Given problem:
Wherever the word "page" turns up in a line of the entries, copy that line.

===== Stored rows =====

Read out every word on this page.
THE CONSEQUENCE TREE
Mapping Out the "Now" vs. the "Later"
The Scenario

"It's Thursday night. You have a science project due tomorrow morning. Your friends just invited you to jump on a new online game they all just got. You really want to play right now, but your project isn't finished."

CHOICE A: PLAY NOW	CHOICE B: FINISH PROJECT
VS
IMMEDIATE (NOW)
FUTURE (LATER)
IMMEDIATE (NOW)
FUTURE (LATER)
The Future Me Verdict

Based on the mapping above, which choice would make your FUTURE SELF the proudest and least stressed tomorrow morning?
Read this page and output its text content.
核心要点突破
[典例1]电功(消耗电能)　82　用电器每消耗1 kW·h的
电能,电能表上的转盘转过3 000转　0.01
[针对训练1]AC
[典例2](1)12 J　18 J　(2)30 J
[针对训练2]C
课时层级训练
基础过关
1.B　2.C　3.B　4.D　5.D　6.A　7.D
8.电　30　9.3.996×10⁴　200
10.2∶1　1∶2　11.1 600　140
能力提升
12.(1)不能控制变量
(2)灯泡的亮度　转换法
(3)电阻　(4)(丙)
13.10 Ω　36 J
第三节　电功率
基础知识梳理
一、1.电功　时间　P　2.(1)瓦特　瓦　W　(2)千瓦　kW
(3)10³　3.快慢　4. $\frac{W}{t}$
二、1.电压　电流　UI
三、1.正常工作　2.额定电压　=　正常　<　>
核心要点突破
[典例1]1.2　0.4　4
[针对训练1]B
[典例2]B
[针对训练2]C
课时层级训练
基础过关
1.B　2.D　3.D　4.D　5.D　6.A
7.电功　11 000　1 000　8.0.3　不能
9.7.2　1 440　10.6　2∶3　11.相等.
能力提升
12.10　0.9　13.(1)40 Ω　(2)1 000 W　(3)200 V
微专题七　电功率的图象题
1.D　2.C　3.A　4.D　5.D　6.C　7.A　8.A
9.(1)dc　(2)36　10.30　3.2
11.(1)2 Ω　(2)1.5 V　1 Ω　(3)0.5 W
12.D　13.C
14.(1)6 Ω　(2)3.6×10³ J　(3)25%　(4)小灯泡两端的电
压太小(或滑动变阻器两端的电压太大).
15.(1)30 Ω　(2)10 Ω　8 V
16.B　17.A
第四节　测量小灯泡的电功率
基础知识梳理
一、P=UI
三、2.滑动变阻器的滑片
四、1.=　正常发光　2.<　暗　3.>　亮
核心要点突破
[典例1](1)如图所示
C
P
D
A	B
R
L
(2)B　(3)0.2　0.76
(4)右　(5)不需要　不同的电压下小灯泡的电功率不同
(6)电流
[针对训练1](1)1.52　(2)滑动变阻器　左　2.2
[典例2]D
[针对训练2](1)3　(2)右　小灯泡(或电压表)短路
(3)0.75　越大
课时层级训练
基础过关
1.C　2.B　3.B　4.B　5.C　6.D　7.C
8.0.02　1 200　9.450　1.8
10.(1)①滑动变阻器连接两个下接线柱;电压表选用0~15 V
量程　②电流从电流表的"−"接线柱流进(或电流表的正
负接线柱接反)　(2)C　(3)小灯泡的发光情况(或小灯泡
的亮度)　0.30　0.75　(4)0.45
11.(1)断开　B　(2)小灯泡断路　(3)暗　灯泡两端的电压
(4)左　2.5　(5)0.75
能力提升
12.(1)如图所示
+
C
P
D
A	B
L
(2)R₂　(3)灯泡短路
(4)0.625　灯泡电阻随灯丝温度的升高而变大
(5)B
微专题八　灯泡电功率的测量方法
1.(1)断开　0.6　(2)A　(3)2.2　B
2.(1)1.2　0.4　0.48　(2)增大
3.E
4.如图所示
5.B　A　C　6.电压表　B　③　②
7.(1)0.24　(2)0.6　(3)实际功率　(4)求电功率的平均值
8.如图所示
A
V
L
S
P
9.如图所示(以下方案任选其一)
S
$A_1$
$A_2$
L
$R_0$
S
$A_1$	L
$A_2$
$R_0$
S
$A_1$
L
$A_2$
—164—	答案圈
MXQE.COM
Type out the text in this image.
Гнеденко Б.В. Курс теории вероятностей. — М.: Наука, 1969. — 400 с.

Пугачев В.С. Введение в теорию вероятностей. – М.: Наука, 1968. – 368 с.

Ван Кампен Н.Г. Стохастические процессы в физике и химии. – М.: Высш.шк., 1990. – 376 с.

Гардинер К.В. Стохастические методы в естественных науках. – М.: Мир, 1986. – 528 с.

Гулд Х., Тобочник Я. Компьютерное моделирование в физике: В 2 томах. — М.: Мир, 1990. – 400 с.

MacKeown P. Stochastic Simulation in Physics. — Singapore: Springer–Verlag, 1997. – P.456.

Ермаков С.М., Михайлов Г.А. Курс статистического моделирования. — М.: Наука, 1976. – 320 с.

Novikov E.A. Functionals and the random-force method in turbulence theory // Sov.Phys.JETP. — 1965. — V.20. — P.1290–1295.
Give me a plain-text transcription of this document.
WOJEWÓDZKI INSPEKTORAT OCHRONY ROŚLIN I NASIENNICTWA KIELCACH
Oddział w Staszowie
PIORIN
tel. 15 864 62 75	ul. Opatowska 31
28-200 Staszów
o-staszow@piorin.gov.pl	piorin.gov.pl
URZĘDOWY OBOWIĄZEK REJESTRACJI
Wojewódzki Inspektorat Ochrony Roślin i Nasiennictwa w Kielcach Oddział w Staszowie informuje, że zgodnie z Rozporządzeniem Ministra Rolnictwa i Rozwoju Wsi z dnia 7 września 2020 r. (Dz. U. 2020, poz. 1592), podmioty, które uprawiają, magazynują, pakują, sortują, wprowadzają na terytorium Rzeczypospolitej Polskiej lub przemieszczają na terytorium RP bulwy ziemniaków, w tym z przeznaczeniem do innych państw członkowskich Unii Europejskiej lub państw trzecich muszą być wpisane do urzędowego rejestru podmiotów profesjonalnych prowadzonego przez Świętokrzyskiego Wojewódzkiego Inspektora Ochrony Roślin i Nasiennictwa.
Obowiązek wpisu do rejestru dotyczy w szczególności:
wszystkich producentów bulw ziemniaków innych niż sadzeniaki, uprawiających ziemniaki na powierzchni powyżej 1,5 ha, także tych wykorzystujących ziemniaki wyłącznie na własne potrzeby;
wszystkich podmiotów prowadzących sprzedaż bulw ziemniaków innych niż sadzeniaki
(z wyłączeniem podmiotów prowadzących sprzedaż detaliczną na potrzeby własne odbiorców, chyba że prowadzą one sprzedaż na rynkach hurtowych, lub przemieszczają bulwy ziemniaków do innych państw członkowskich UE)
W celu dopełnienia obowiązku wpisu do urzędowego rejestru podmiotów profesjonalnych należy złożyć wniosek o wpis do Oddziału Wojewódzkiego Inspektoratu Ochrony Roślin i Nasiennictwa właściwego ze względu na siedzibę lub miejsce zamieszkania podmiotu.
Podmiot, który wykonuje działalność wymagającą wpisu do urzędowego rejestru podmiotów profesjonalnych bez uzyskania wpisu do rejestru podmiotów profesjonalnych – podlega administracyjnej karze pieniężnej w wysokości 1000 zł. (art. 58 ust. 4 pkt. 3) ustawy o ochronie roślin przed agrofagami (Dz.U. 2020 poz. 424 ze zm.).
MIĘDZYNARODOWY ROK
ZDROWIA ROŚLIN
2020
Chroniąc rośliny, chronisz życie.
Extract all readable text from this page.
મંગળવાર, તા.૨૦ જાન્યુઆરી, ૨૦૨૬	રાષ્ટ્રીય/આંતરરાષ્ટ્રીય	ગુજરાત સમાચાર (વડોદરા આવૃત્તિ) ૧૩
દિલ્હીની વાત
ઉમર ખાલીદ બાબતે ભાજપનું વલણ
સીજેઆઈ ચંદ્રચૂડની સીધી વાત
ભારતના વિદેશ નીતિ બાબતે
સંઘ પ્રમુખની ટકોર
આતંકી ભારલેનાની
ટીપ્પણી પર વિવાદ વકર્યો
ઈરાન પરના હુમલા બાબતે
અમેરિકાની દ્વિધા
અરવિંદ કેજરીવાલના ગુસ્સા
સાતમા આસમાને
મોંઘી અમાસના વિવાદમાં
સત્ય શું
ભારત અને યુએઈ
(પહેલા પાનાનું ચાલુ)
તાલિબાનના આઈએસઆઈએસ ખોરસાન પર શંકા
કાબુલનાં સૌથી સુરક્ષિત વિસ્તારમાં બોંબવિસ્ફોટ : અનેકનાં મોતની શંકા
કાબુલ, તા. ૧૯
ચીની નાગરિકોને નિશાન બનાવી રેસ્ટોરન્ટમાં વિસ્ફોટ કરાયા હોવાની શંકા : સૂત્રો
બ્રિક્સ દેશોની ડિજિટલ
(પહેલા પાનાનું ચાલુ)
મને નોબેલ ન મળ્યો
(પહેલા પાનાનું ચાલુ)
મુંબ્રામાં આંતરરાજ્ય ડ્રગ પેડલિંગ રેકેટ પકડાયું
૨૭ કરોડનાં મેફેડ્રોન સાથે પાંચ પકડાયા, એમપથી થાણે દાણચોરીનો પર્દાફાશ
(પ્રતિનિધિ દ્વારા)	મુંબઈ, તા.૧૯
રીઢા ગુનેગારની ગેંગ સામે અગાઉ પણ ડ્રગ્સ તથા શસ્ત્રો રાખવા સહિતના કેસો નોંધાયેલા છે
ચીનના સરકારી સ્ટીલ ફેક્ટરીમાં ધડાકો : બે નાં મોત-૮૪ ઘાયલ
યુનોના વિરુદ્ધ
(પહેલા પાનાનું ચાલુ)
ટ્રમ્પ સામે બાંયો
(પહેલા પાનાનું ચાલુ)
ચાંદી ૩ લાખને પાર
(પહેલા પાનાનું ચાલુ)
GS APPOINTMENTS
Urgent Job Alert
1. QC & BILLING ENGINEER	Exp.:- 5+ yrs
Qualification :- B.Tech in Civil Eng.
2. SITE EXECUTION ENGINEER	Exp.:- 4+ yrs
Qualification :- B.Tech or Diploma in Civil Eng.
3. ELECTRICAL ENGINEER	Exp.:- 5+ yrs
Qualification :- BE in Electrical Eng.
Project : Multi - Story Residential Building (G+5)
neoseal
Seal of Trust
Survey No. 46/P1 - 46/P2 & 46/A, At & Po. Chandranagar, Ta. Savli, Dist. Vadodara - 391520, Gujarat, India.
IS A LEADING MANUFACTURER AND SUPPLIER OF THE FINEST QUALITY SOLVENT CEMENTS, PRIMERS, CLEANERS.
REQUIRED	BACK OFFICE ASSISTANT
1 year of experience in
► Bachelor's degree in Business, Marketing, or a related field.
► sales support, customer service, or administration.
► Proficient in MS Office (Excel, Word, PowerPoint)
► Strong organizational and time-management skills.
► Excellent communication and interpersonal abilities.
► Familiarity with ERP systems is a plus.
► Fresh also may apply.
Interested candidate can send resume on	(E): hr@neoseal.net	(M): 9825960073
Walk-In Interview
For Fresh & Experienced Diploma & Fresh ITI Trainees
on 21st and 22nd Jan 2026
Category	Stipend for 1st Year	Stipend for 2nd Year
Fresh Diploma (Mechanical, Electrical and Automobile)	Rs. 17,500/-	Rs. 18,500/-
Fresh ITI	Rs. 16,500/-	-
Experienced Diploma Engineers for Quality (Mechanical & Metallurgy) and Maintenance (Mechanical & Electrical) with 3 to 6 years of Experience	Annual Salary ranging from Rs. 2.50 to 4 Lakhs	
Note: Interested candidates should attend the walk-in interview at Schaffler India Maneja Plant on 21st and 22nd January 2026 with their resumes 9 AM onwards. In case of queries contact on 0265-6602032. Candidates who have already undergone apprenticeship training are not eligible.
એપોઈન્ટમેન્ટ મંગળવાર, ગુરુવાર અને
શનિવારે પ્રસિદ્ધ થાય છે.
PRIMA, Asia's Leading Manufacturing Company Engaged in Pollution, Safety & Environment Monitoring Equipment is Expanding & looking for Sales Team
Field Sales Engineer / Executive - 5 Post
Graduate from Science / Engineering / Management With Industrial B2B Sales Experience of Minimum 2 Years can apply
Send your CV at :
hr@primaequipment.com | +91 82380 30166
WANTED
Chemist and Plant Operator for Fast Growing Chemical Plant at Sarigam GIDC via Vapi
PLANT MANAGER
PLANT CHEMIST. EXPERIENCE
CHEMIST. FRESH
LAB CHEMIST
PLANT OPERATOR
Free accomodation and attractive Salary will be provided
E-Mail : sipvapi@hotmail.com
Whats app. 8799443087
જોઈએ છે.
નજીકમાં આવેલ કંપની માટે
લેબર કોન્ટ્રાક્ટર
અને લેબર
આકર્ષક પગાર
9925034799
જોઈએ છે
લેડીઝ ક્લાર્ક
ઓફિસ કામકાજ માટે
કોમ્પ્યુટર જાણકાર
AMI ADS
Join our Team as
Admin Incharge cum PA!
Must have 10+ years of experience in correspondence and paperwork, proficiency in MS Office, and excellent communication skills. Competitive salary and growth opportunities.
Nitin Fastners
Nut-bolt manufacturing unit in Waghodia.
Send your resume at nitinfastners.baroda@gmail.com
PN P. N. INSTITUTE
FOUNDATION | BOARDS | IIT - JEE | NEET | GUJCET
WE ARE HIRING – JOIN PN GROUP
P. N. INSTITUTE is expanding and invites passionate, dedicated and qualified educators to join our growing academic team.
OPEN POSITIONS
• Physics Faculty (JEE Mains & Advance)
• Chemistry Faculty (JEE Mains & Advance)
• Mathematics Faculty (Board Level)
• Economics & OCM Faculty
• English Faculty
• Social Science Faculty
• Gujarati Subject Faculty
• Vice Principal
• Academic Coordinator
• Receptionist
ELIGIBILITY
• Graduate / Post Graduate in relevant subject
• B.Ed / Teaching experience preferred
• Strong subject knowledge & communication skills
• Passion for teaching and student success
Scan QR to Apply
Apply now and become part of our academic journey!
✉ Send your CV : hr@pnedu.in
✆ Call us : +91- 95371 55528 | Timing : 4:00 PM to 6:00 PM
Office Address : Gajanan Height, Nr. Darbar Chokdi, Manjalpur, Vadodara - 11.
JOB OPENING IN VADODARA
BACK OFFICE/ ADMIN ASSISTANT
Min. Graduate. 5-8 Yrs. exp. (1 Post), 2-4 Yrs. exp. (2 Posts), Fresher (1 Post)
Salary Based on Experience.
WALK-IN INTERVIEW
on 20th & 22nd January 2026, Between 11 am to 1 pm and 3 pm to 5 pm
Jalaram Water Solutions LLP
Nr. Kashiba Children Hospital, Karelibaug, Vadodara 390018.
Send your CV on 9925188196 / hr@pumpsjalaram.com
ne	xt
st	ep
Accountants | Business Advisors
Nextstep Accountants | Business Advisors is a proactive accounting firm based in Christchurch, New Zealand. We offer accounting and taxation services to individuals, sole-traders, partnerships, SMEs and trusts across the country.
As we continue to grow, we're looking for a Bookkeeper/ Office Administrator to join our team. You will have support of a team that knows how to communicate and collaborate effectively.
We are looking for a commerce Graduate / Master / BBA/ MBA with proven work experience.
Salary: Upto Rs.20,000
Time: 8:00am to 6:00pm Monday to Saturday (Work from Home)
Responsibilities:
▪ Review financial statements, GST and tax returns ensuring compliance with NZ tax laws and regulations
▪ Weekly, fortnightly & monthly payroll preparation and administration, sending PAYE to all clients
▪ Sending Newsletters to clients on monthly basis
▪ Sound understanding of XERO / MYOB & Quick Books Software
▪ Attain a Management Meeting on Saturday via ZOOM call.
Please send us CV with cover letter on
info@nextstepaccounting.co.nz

=====

Correct output:
Read out every word on this page.
Read this page and output its text content.
Extract all readable text from this page.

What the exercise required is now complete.